* [Exercise prompt] Reproduce the entries word for word, and omit any picture you find in them.

# # # # # # #

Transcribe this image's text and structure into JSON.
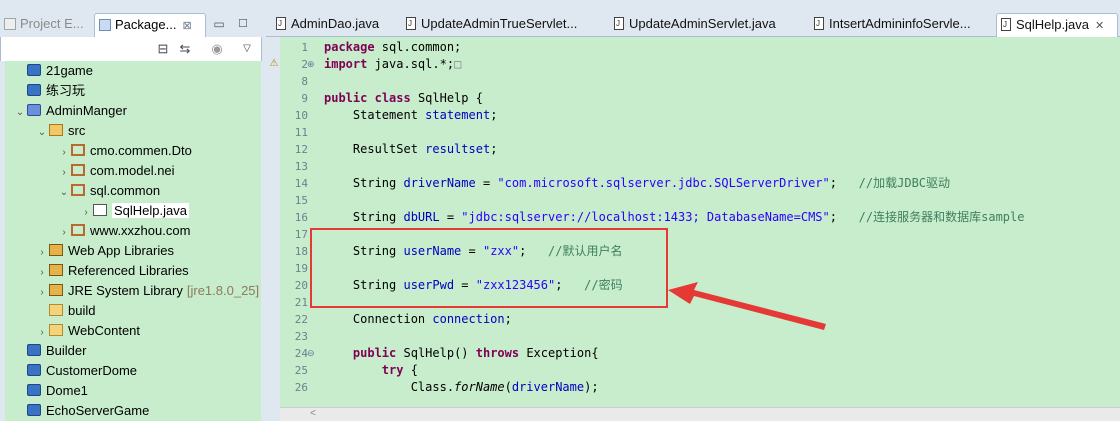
{
  "left_panel": {
    "tabs": [
      {
        "label": "Project E...",
        "active": false
      },
      {
        "label": "Package...",
        "active": true,
        "close": "⊠"
      }
    ],
    "tree": [
      {
        "label": "21game",
        "icon": "project-closed-icon",
        "indent": 0,
        "twisty": ""
      },
      {
        "label": "练习玩",
        "icon": "project-closed-icon",
        "indent": 0,
        "twisty": ""
      },
      {
        "label": "AdminManger",
        "icon": "project-open-icon",
        "indent": 0,
        "twisty": "⌄"
      },
      {
        "label": "src",
        "icon": "source-folder-icon",
        "indent": 1,
        "twisty": "⌄"
      },
      {
        "label": "cmo.commen.Dto",
        "icon": "package-icon",
        "indent": 2,
        "twisty": "›"
      },
      {
        "label": "com.model.nei",
        "icon": "package-icon",
        "indent": 2,
        "twisty": "›"
      },
      {
        "label": "sql.common",
        "icon": "package-icon",
        "indent": 2,
        "twisty": "⌄"
      },
      {
        "label": "SqlHelp.java",
        "icon": "java-file-icon",
        "indent": 3,
        "twisty": "›",
        "selected": true
      },
      {
        "label": "www.xxzhou.com",
        "icon": "package-icon",
        "indent": 2,
        "twisty": "›"
      },
      {
        "label": "Web App Libraries",
        "icon": "library-icon",
        "indent": 1,
        "twisty": "›"
      },
      {
        "label": "Referenced Libraries",
        "icon": "library-icon",
        "indent": 1,
        "twisty": "›"
      },
      {
        "label": "JRE System Library",
        "suffix": "[jre1.8.0_25]",
        "icon": "library-icon",
        "indent": 1,
        "twisty": "›"
      },
      {
        "label": "build",
        "icon": "folder-icon",
        "indent": 1,
        "twisty": ""
      },
      {
        "label": "WebContent",
        "icon": "folder-icon",
        "indent": 1,
        "twisty": "›"
      },
      {
        "label": "Builder",
        "icon": "project-closed-icon",
        "indent": 0,
        "twisty": ""
      },
      {
        "label": "CustomerDome",
        "icon": "project-closed-icon",
        "indent": 0,
        "twisty": ""
      },
      {
        "label": "Dome1",
        "icon": "project-closed-icon",
        "indent": 0,
        "twisty": ""
      },
      {
        "label": "EchoServerGame",
        "icon": "project-closed-icon",
        "indent": 0,
        "twisty": ""
      }
    ]
  },
  "editor": {
    "tabs": [
      {
        "label": "AdminDao.java",
        "active": false
      },
      {
        "label": "UpdateAdminTrueServlet...",
        "active": false
      },
      {
        "label": "UpdateAdminServlet.java",
        "active": false
      },
      {
        "label": "IntsertAdmininfoServle...",
        "active": false
      },
      {
        "label": "SqlHelp.java",
        "active": true,
        "close": "✕"
      }
    ],
    "lines": [
      {
        "num": "1",
        "fold": ""
      },
      {
        "num": "2",
        "fold": "⊕"
      },
      {
        "num": "8",
        "fold": ""
      },
      {
        "num": "9",
        "fold": ""
      },
      {
        "num": "10",
        "fold": ""
      },
      {
        "num": "11",
        "fold": ""
      },
      {
        "num": "12",
        "fold": ""
      },
      {
        "num": "13",
        "fold": ""
      },
      {
        "num": "14",
        "fold": ""
      },
      {
        "num": "15",
        "fold": ""
      },
      {
        "num": "16",
        "fold": ""
      },
      {
        "num": "17",
        "fold": ""
      },
      {
        "num": "18",
        "fold": ""
      },
      {
        "num": "19",
        "fold": ""
      },
      {
        "num": "20",
        "fold": ""
      },
      {
        "num": "21",
        "fold": ""
      },
      {
        "num": "22",
        "fold": ""
      },
      {
        "num": "23",
        "fold": ""
      },
      {
        "num": "24",
        "fold": "⊖"
      },
      {
        "num": "25",
        "fold": ""
      },
      {
        "num": "26",
        "fold": ""
      }
    ],
    "code": {
      "l1_kw": "package",
      "l1_rest": " sql.common;",
      "l2_kw": "import",
      "l2_rest": " java.sql.*;",
      "l2_box": "□",
      "l9_kw1": "public",
      "l9_kw2": "class",
      "l9_rest": " SqlHelp {",
      "l10_type": "    Statement ",
      "l10_fld": "statement",
      "l10_end": ";",
      "l12_type": "    ResultSet ",
      "l12_fld": "resultset",
      "l12_end": ";",
      "l14_type": "    String ",
      "l14_fld": "driverName",
      "l14_eq": " = ",
      "l14_str": "\"com.microsoft.sqlserver.jdbc.SQLServerDriver\"",
      "l14_end": ";",
      "l14_cmt": "   //加载JDBC驱动",
      "l16_type": "    String ",
      "l16_fld": "dbURL",
      "l16_eq": " = ",
      "l16_str": "\"jdbc:sqlserver://localhost:1433; DatabaseName=CMS\"",
      "l16_end": ";",
      "l16_cmt": "   //连接服务器和数据库sample",
      "l18_type": "    String ",
      "l18_fld": "userName",
      "l18_eq": " = ",
      "l18_str": "\"zxx\"",
      "l18_end": ";",
      "l18_cmt": "   //默认用户名",
      "l20_type": "    String ",
      "l20_fld": "userPwd",
      "l20_eq": " = ",
      "l20_str": "\"zxx123456\"",
      "l20_end": ";",
      "l20_cmt": "   //密码",
      "l22_type": "    Connection ",
      "l22_fld": "connection",
      "l22_end": ";",
      "l24_kw1": "public",
      "l24_mid": " SqlHelp() ",
      "l24_kw2": "throws",
      "l24_rest": " Exception{",
      "l25_kw": "try",
      "l25_rest": " {",
      "l26_a": "            Class.",
      "l26_m": "forName",
      "l26_b": "(",
      "l26_fld": "driverName",
      "l26_c": ");"
    }
  },
  "colors": {
    "editor_bg": "#c7edcc",
    "keyword": "#7f0055",
    "field": "#0000c0",
    "string": "#2a00ff",
    "comment": "#3f7f5f",
    "annotation": "#e53935"
  }
}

# # # # # # #

* [Task output]
Transcribe this image's text and structure into JSON.
{
  "left_panel": {
    "tabs": [
      {
        "label": "Project E...",
        "active": false
      },
      {
        "label": "Package...",
        "active": true,
        "close": "⊠"
      }
    ],
    "tree": [
      {
        "label": "21game",
        "icon": "project-closed-icon",
        "indent": 0,
        "twisty": ""
      },
      {
        "label": "练习玩",
        "icon": "project-closed-icon",
        "indent": 0,
        "twisty": ""
      },
      {
        "label": "AdminManger",
        "icon": "project-open-icon",
        "indent": 0,
        "twisty": "⌄"
      },
      {
        "label": "src",
        "icon": "source-folder-icon",
        "indent": 1,
        "twisty": "⌄"
      },
      {
        "label": "cmo.commen.Dto",
        "icon": "package-icon",
        "indent": 2,
        "twisty": "›"
      },
      {
        "label": "com.model.nei",
        "icon": "package-icon",
        "indent": 2,
        "twisty": "›"
      },
      {
        "label": "sql.common",
        "icon": "package-icon",
        "indent": 2,
        "twisty": "⌄"
      },
      {
        "label": "SqlHelp.java",
        "icon": "java-file-icon",
        "indent": 3,
        "twisty": "›",
        "selected": true
      },
      {
        "label": "www.xxzhou.com",
        "icon": "package-icon",
        "indent": 2,
        "twisty": "›"
      },
      {
        "label": "Web App Libraries",
        "icon": "library-icon",
        "indent": 1,
        "twisty": "›"
      },
      {
        "label": "Referenced Libraries",
        "icon": "library-icon",
        "indent": 1,
        "twisty": "›"
      },
      {
        "label": "JRE System Library",
        "suffix": "[jre1.8.0_25]",
        "icon": "library-icon",
        "indent": 1,
        "twisty": "›"
      },
      {
        "label": "build",
        "icon": "folder-icon",
        "indent": 1,
        "twisty": ""
      },
      {
        "label": "WebContent",
        "icon": "folder-icon",
        "indent": 1,
        "twisty": "›"
      },
      {
        "label": "Builder",
        "icon": "project-closed-icon",
        "indent": 0,
        "twisty": ""
      },
      {
        "label": "CustomerDome",
        "icon": "project-closed-icon",
        "indent": 0,
        "twisty": ""
      },
      {
        "label": "Dome1",
        "icon": "project-closed-icon",
        "indent": 0,
        "twisty": ""
      },
      {
        "label": "EchoServerGame",
        "icon": "project-closed-icon",
        "indent": 0,
        "twisty": ""
      }
    ]
  },
  "editor": {
    "tabs": [
      {
        "label": "AdminDao.java",
        "active": false
      },
      {
        "label": "UpdateAdminTrueServlet...",
        "active": false
      },
      {
        "label": "UpdateAdminServlet.java",
        "active": false
      },
      {
        "label": "IntsertAdmininfoServle...",
        "active": false
      },
      {
        "label": "SqlHelp.java",
        "active": true,
        "close": "✕"
      }
    ],
    "lines": [
      {
        "num": "1",
        "fold": ""
      },
      {
        "num": "2",
        "fold": "⊕"
      },
      {
        "num": "8",
        "fold": ""
      },
      {
        "num": "9",
        "fold": ""
      },
      {
        "num": "10",
        "fold": ""
      },
      {
        "num": "11",
        "fold": ""
      },
      {
        "num": "12",
        "fold": ""
      },
      {
        "num": "13",
        "fold": ""
      },
      {
        "num": "14",
        "fold": ""
      },
      {
        "num": "15",
        "fold": ""
      },
      {
        "num": "16",
        "fold": ""
      },
      {
        "num": "17",
        "fold": ""
      },
      {
        "num": "18",
        "fold": ""
      },
      {
        "num": "19",
        "fold": ""
      },
      {
        "num": "20",
        "fold": ""
      },
      {
        "num": "21",
        "fold": ""
      },
      {
        "num": "22",
        "fold": ""
      },
      {
        "num": "23",
        "fold": ""
      },
      {
        "num": "24",
        "fold": "⊖"
      },
      {
        "num": "25",
        "fold": ""
      },
      {
        "num": "26",
        "fold": ""
      }
    ],
    "code": {
      "l1_kw": "package",
      "l1_rest": " sql.common;",
      "l2_kw": "import",
      "l2_rest": " java.sql.*;",
      "l2_box": "□",
      "l9_kw1": "public",
      "l9_kw2": "class",
      "l9_rest": " SqlHelp {",
      "l10_type": "    Statement ",
      "l10_fld": "statement",
      "l10_end": ";",
      "l12_type": "    ResultSet ",
      "l12_fld": "resultset",
      "l12_end": ";",
      "l14_type": "    String ",
      "l14_fld": "driverName",
      "l14_eq": " = ",
      "l14_str": "\"com.microsoft.sqlserver.jdbc.SQLServerDriver\"",
      "l14_end": ";",
      "l14_cmt": "   //加载JDBC驱动",
      "l16_type": "    String ",
      "l16_fld": "dbURL",
      "l16_eq": " = ",
      "l16_str": "\"jdbc:sqlserver://localhost:1433; DatabaseName=CMS\"",
      "l16_end": ";",
      "l16_cmt": "   //连接服务器和数据库sample",
      "l18_type": "    String ",
      "l18_fld": "userName",
      "l18_eq": " = ",
      "l18_str": "\"zxx\"",
      "l18_end": ";",
      "l18_cmt": "   //默认用户名",
      "l20_type": "    String ",
      "l20_fld": "userPwd",
      "l20_eq": " = ",
      "l20_str": "\"zxx123456\"",
      "l20_end": ";",
      "l20_cmt": "   //密码",
      "l22_type": "    Connection ",
      "l22_fld": "connection",
      "l22_end": ";",
      "l24_kw1": "public",
      "l24_mid": " SqlHelp() ",
      "l24_kw2": "throws",
      "l24_rest": " Exception{",
      "l25_kw": "try",
      "l25_rest": " {",
      "l26_a": "            Class.",
      "l26_m": "forName",
      "l26_b": "(",
      "l26_fld": "driverName",
      "l26_c": ");"
    }
  },
  "colors": {
    "editor_bg": "#c7edcc",
    "keyword": "#7f0055",
    "field": "#0000c0",
    "string": "#2a00ff",
    "comment": "#3f7f5f",
    "annotation": "#e53935"
  }
}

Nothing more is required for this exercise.